- _TASK TO CARRY OUT_
Search the records for the word "Find" and report each line that has it.

- _EXTRACTED MATERIAL_
------------------------------------

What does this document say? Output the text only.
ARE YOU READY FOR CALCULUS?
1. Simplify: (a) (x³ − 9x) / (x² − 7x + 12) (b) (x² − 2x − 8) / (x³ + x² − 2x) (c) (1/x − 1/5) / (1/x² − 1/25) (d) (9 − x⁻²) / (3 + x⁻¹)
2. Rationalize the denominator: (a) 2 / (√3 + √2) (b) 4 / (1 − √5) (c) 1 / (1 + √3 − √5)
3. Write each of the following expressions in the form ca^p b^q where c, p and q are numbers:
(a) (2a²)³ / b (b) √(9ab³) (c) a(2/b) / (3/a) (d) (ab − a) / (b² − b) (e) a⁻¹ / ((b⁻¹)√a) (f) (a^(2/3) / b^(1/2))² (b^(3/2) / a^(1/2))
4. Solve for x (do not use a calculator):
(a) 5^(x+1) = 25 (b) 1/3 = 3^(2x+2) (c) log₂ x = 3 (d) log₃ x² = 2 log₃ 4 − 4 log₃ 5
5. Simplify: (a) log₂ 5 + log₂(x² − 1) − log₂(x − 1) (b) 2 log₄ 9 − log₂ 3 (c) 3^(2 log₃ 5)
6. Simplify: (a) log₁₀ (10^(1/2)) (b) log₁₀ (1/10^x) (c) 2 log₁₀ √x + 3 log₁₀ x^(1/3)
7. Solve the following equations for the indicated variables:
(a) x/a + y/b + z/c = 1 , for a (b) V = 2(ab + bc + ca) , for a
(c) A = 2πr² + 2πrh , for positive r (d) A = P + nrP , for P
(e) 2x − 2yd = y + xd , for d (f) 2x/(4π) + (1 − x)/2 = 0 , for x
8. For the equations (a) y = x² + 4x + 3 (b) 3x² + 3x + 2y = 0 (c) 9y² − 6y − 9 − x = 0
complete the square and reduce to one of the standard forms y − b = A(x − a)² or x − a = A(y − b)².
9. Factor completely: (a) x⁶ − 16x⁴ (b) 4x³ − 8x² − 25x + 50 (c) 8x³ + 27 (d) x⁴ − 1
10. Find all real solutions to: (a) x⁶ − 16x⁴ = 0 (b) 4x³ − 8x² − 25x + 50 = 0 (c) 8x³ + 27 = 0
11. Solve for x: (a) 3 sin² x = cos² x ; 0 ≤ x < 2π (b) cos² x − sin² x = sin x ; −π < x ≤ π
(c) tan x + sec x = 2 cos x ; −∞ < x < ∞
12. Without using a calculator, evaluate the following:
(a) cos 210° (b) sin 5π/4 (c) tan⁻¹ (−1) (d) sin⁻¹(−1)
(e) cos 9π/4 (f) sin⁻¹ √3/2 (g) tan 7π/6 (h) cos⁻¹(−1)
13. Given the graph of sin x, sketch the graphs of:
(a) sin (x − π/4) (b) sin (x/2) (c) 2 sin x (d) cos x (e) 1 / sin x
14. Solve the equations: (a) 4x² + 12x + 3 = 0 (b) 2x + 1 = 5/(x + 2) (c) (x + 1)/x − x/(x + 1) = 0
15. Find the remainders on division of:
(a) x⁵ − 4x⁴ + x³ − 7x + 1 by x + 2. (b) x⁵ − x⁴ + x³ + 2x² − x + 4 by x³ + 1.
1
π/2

------------------------------------

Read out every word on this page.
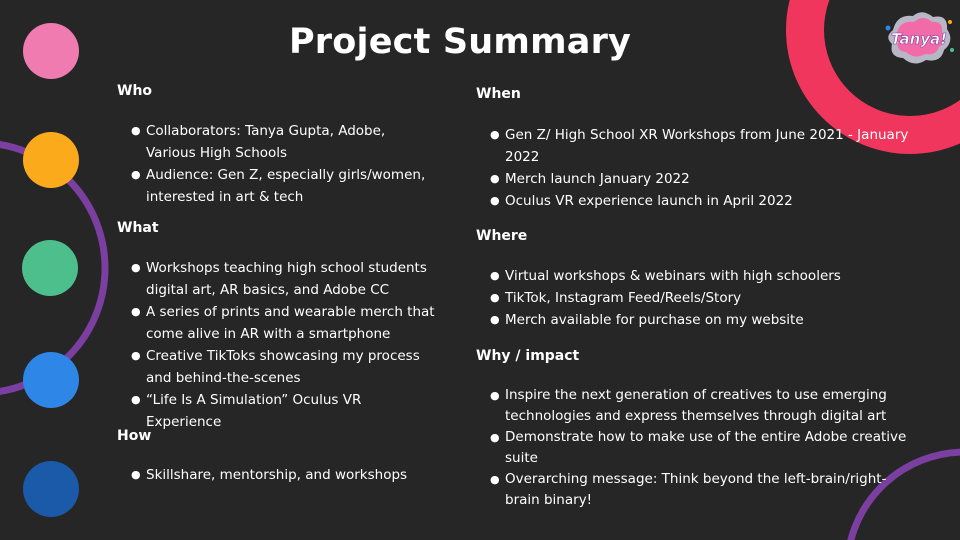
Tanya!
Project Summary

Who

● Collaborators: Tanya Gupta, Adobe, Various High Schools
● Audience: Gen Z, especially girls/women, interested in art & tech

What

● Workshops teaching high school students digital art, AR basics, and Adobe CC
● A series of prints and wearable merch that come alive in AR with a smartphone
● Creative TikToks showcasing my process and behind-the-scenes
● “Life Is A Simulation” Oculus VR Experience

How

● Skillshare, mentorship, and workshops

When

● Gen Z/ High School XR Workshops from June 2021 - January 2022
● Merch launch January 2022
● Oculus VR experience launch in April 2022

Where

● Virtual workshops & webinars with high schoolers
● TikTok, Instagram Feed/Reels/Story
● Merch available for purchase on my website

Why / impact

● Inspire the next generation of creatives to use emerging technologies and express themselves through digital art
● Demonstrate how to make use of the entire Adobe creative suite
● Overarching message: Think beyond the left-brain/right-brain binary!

------------------------------------

- _EXERCISE OUTPUT_
10. Find all real solutions to: (a) x⁶ − 16x⁴ = 0 (b) 4x³ − 8x² − 25x + 50 = 0 (c) 8x³ + 27 = 0
15. Find the remainders on division of:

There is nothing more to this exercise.